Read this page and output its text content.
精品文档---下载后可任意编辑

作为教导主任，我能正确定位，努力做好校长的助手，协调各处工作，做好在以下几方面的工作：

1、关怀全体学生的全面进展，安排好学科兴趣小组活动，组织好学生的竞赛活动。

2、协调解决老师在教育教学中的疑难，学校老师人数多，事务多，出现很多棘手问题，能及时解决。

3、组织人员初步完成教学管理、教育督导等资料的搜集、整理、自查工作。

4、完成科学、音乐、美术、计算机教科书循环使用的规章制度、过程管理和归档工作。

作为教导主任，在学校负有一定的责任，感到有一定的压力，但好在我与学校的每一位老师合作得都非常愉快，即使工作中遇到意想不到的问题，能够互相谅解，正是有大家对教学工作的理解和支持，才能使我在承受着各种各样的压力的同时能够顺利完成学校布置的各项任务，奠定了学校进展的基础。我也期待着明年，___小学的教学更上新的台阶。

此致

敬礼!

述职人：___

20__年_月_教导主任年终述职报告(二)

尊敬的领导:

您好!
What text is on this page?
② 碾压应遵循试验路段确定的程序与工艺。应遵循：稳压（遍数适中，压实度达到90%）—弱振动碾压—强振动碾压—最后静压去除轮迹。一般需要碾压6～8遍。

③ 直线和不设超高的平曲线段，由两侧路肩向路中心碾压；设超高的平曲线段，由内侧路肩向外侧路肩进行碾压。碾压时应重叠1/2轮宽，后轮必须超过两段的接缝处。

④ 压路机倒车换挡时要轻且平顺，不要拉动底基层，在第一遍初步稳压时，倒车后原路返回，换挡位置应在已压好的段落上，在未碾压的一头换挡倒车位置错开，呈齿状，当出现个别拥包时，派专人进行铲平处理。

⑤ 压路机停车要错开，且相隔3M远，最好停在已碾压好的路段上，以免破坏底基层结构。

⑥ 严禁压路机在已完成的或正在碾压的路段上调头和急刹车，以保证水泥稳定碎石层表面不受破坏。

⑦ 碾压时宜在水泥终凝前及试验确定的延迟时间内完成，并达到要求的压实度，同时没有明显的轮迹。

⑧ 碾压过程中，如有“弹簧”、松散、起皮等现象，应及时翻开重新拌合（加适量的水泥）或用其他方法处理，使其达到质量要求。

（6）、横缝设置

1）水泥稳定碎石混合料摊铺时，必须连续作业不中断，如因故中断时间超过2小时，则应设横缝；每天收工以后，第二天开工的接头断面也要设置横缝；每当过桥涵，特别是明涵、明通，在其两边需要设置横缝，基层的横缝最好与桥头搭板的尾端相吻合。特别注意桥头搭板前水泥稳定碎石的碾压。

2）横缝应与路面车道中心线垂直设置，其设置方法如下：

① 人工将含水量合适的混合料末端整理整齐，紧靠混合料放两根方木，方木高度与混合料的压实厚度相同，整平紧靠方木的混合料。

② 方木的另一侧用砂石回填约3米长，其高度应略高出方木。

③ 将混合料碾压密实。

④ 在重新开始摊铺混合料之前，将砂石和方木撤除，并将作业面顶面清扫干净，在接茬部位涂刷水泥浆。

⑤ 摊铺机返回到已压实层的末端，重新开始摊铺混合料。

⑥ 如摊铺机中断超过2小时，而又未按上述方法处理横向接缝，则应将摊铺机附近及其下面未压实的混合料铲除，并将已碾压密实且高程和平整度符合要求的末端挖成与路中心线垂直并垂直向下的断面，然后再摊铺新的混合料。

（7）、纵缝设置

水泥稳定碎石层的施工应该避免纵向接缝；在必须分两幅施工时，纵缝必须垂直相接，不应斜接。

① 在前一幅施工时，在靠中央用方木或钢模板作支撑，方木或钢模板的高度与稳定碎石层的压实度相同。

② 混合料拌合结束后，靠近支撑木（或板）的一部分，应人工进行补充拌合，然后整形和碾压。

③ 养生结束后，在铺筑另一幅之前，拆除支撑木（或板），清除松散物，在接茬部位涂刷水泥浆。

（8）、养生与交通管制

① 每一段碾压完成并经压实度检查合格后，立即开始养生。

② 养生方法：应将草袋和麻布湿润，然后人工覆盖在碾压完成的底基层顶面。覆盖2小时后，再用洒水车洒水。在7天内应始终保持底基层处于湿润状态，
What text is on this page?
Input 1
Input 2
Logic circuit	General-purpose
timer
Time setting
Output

**Task requirements:** Find the count of lines in the data above where the string "作为教导主任" occurs. Provide that number alone.

**Reply:** 2